— Start SUPPLIED DATA —

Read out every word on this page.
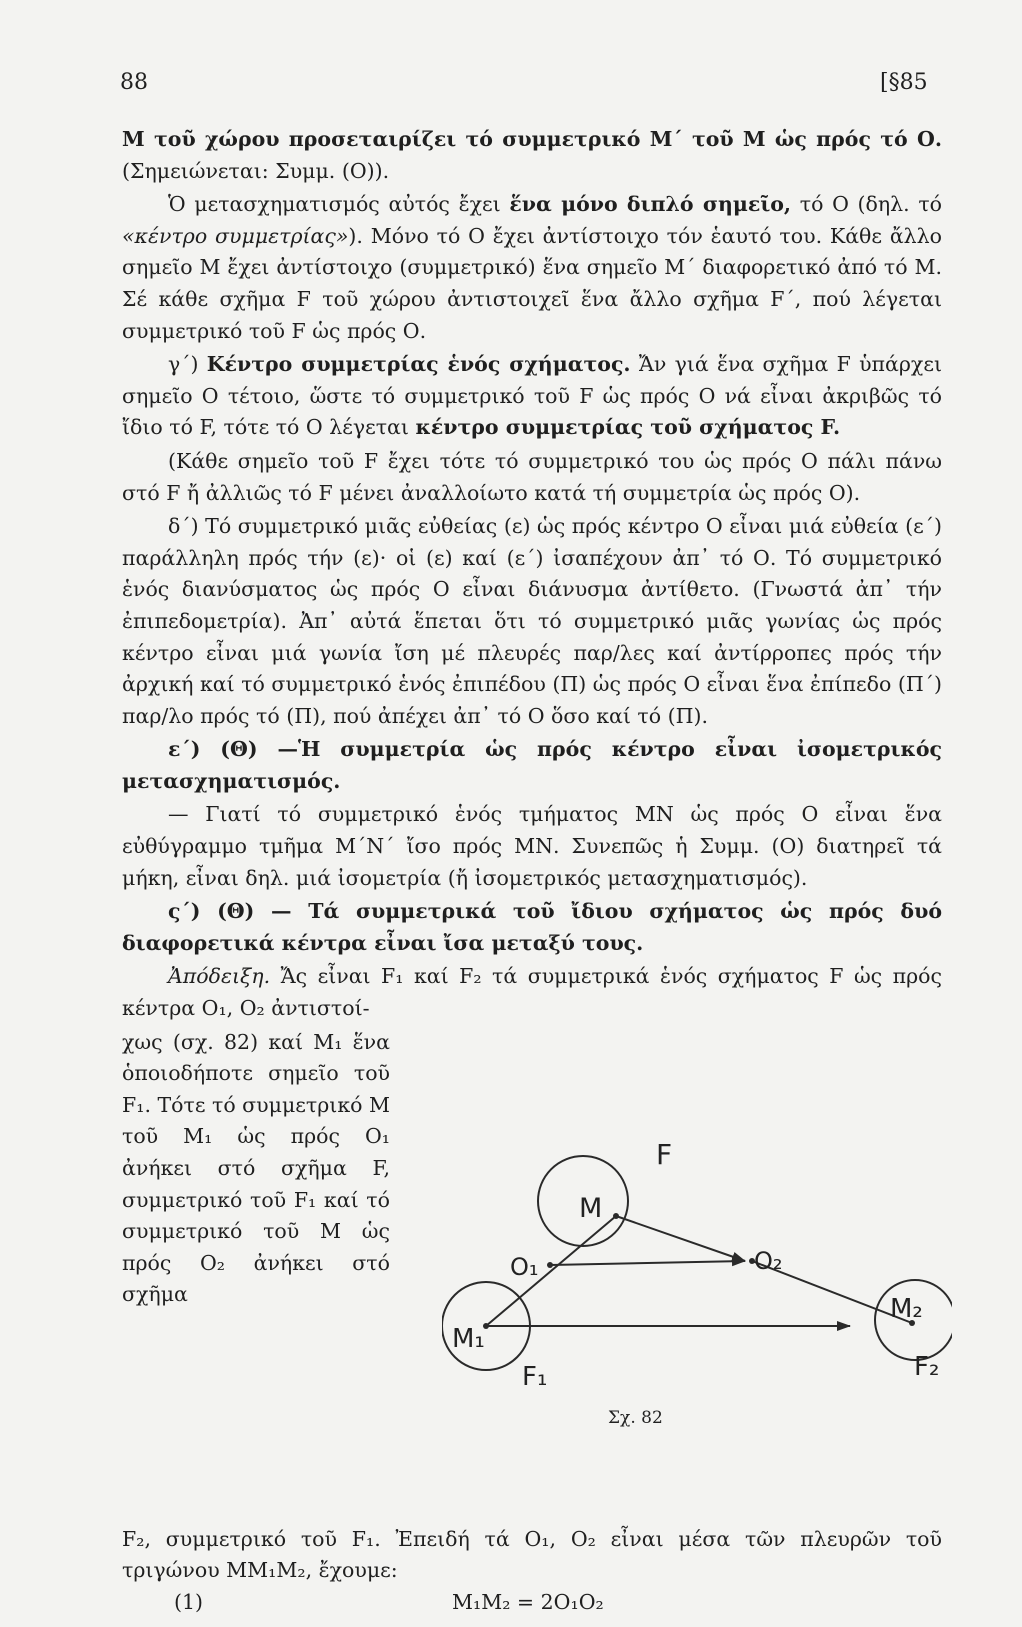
88	[§85

Μ τοῦ χώρου προσεταιρίζει τό συμμετρικό Μ΄ τοῦ Μ ὡς πρός τό Ο. (Σημειώνεται: Συμμ. (Ο)).

Ὁ μετασχηματισμός αὐτός ἔχει ἕνα μόνο διπλό σημεῖο, τό Ο (δηλ. τό «κέντρο συμμετρίας»). Μόνο τό Ο ἔχει ἀντίστοιχο τόν ἑαυτό του. Κάθε ἄλλο σημεῖο Μ ἔχει ἀντίστοιχο (συμμετρικό) ἕνα σημεῖο Μ΄ διαφορετικό ἀπό τό Μ. Σέ κάθε σχῆμα F τοῦ χώρου ἀντιστοιχεῖ ἕνα ἄλλο σχῆμα F΄, πού λέγεται συμμετρικό τοῦ F ὡς πρός Ο.

γ΄) Κέντρο συμμετρίας ἑνός σχήματος. Ἄν γιά ἕνα σχῆμα F ὑπάρχει σημεῖο Ο τέτοιο, ὥστε τό συμμετρικό τοῦ F ὡς πρός Ο νά εἶναι ἀκριβῶς τό ἴδιο τό F, τότε τό Ο λέγεται κέντρο συμμετρίας τοῦ σχήματος F.

(Κάθε σημεῖο τοῦ F ἔχει τότε τό συμμετρικό του ὡς πρός Ο πάλι πάνω στό F ἤ ἀλλιῶς τό F μένει ἀναλλοίωτο κατά τή συμμετρία ὡς πρός Ο).

δ΄) Τό συμμετρικό μιᾶς εὐθείας (ε) ὡς πρός κέντρο Ο εἶναι μιά εὐθεία (ε΄) παράλληλη πρός τήν (ε)· οἱ (ε) καί (ε΄) ἰσαπέχουν ἀπ᾽ τό Ο. Τό συμμετρικό ἑνός διανύσματος ὡς πρός Ο εἶναι διάνυσμα ἀντίθετο. (Γνωστά ἀπ᾽ τήν ἐπιπεδομετρία). Ἀπ᾽ αὐτά ἕπεται ὅτι τό συμμετρικό μιᾶς γωνίας ὡς πρός κέντρο εἶναι μιά γωνία ἴση μέ πλευρές παρ/λες καί ἀντίρροπες πρός τήν ἀρχική καί τό συμμετρικό ἑνός ἐπιπέδου (Π) ὡς πρός Ο εἶναι ἕνα ἐπίπεδο (Π΄) παρ/λο πρός τό (Π), πού ἀπέχει ἀπ᾽ τό Ο ὅσο καί τό (Π).

ε΄) (Θ) —Ἡ συμμετρία ὡς πρός κέντρο εἶναι ἰσομετρικός μετασχηματισμός.

— Γιατί τό συμμετρικό ἑνός τμήματος ΜΝ ὡς πρός Ο εἶναι ἕνα εὐθύγραμμο τμῆμα Μ΄Ν΄ ἴσο πρός ΜΝ. Συνεπῶς ἡ Συμμ. (Ο) διατηρεῖ τά μήκη, εἶναι δηλ. μιά ἰσομετρία (ἤ ἰσομετρικός μετασχηματισμός).

ς΄) (Θ) — Τά συμμετρικά τοῦ ἴδιου σχήματος ὡς πρός δυό διαφορετικά κέντρα εἶναι ἴσα μεταξύ τους.

Ἀπόδειξη. Ἄς εἶναι F₁ καί F₂ τά συμμετρικά ἑνός σχήματος F ὡς πρός κέντρα Ο₁, Ο₂ ἀντιστοί-

χως (σχ. 82) καί Μ₁ ἕνα ὁποιοδήποτε σημεῖο τοῦ F₁. Τότε τό συμμετρικό Μ τοῦ Μ₁ ὡς πρός Ο₁ ἀνήκει στό σχῆμα F, συμμετρικό τοῦ F₁ καί τό συμμετρικό τοῦ Μ ὡς πρός Ο₂ ἀνήκει στό σχῆμα
F
M
O₁	O₂
M₁
M₂
F₁	F₂
Σχ. 82
F₂, συμμετρικό τοῦ F₁. Ἐπειδή τά Ο₁, Ο₂ εἶναι μέσα τῶν πλευρῶν τοῦ τριγώνου ΜΜ₁Μ₂, ἔχουμε:
(1)	M₁M₂ = 2O₁O₂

— End SUPPLIED DATA —

From the entries above, copy out every line where the string "συμμετρικά" appears.

ς΄) (Θ) — Τά συμμετρικά τοῦ ἴδιου σχήματος ὡς πρός δυό διαφορετικά κέντρα εἶναι ἴσα μεταξύ τους.
Ἀπόδειξη. Ἄς εἶναι F₁ καί F₂ τά συμμετρικά ἑνός σχήματος F ὡς πρός κέντρα Ο₁, Ο₂ ἀντιστοί-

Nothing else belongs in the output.